>> begin LISTING
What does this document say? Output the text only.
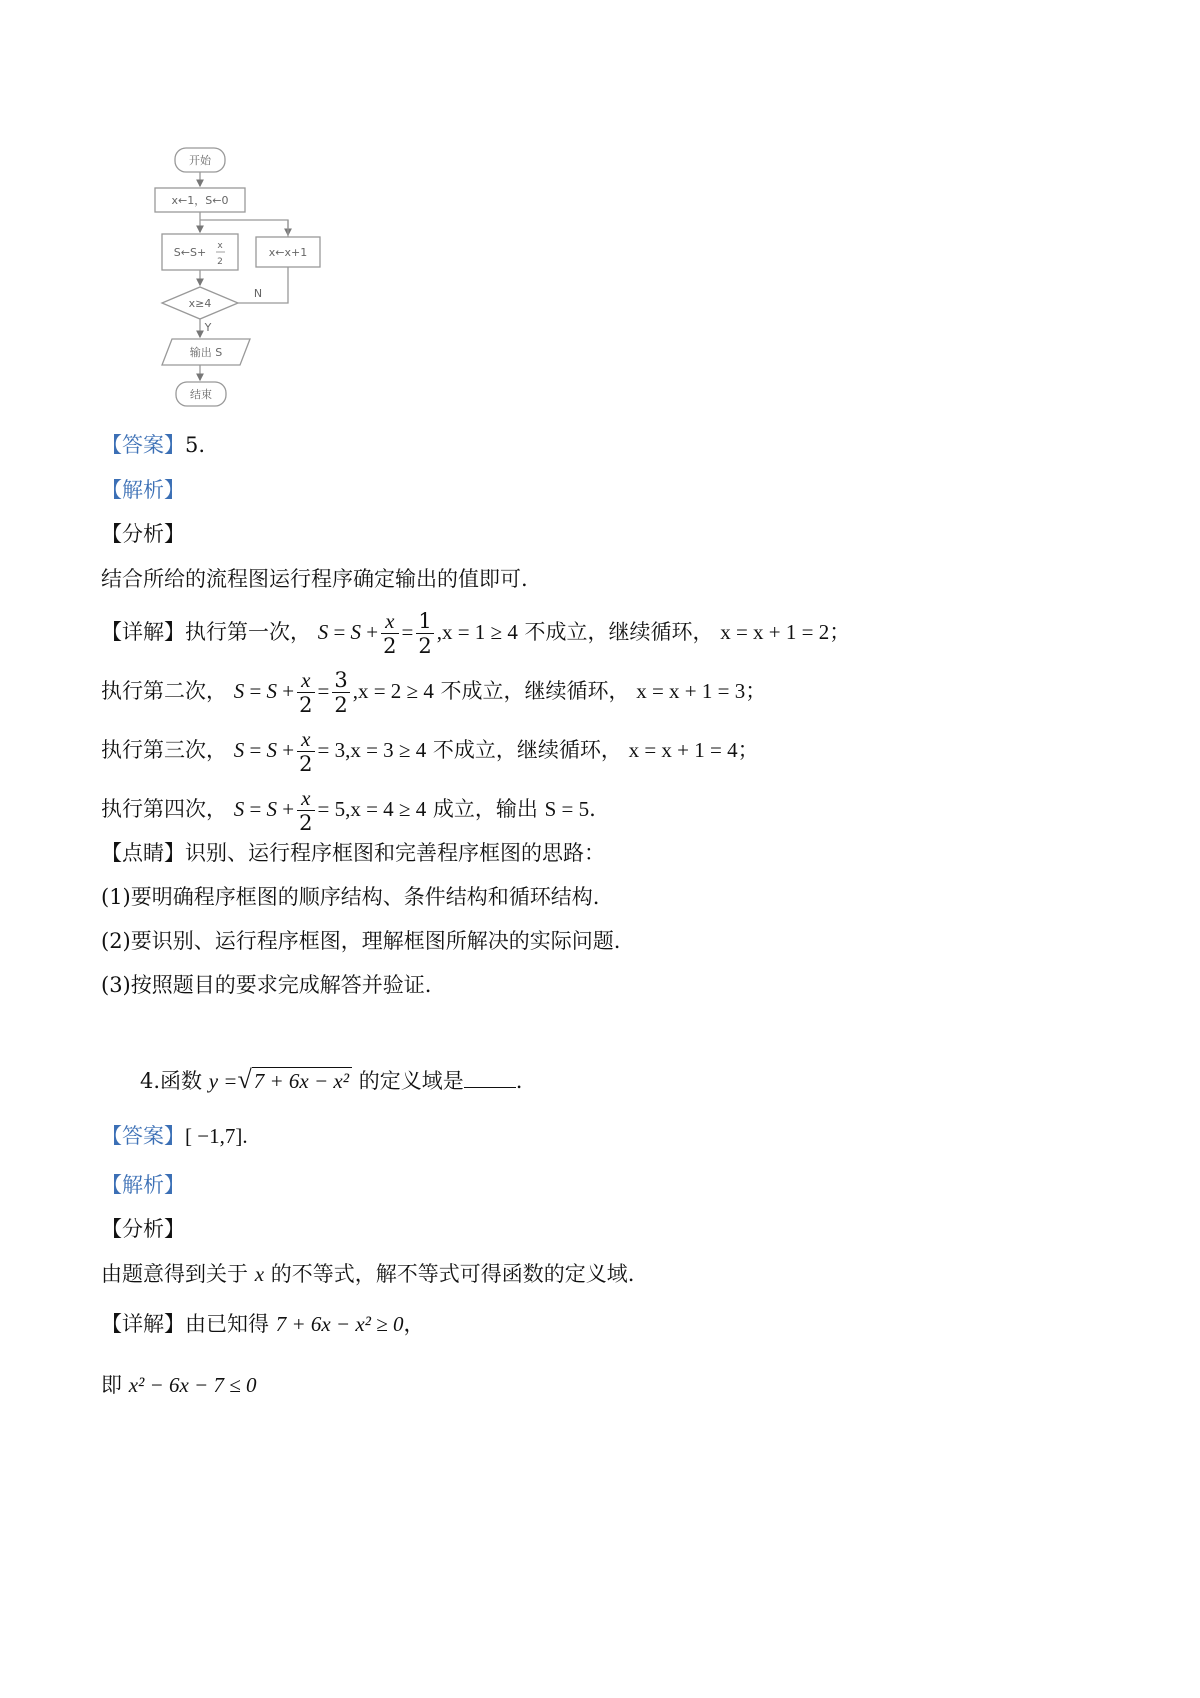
开始
x←1，S←0
S←S+ x
2
x←x+1
x≥4
N
Y
输出 S
结束
【答案】5.
【解析】
【分析】
结合所给的流程图运行程序确定输出的值即可.
【详解】执行第一次， $S = S + \frac{x}{2} = \frac{1}{2} ,x = 1 \ge 4$ 不成立，继续循环， x = x + 1 = 2；
执行第二次， $S = S + \frac{x}{2} = \frac{3}{2} ,x = 2 \ge 4$ 不成立，继续循环， x = x + 1 = 3；
执行第三次， $S = S + \frac{x}{2} = 3,x = 3 \ge 4$ 不成立，继续循环， x = x + 1 = 4；
执行第四次， $S = S + \frac{x}{2} = 5,x = 4 \ge 4$ 成立，输出 S = 5.
【点睛】识别、运行程序框图和完善程序框图的思路：
(1)要明确程序框图的顺序结构、条件结构和循环结构.
(2)要识别、运行程序框图，理解框图所解决的实际问题.
(3)按照题目的要求完成解答并验证.
4.函数 y =√7 + 6x − x² 的定义域是 .
【答案】[ −1,7].
【解析】
【分析】
由题意得到关于 x 的不等式，解不等式可得函数的定义域.
【详解】由已知得 7 + 6x − x² ≥ 0，
即 x² − 6x − 7 ≤ 0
>> end LISTING
**THE REQUEST:** Copy out each record shown above without alteration, skipping any picture.

**WRITTEN RESPONSE:**
What does this document say? Output the text only.
开始
x←1，S←0
S←S+ x
2
x←x+1
x≥4
N
Y
输出 S
结束
【答案】5.
【解析】
【分析】
结合所给的流程图运行程序确定输出的值即可.
【详解】执行第一次， $S = S + \frac{x}{2} = \frac{1}{2} ,x = 1 \ge 4$ 不成立，继续循环， x = x + 1 = 2；
执行第二次， $S = S + \frac{x}{2} = \frac{3}{2} ,x = 2 \ge 4$ 不成立，继续循环， x = x + 1 = 3；
执行第三次， $S = S + \frac{x}{2} = 3,x = 3 \ge 4$ 不成立，继续循环， x = x + 1 = 4；
执行第四次， $S = S + \frac{x}{2} = 5,x = 4 \ge 4$ 成立，输出 S = 5.
【点睛】识别、运行程序框图和完善程序框图的思路：
(1)要明确程序框图的顺序结构、条件结构和循环结构.
(2)要识别、运行程序框图，理解框图所解决的实际问题.
(3)按照题目的要求完成解答并验证.
4.函数 y =√7 + 6x − x² 的定义域是 .
【答案】[ −1,7].
【解析】
【分析】
由题意得到关于 x 的不等式，解不等式可得函数的定义域.
【详解】由已知得 7 + 6x − x² ≥ 0，
即 x² − 6x − 7 ≤ 0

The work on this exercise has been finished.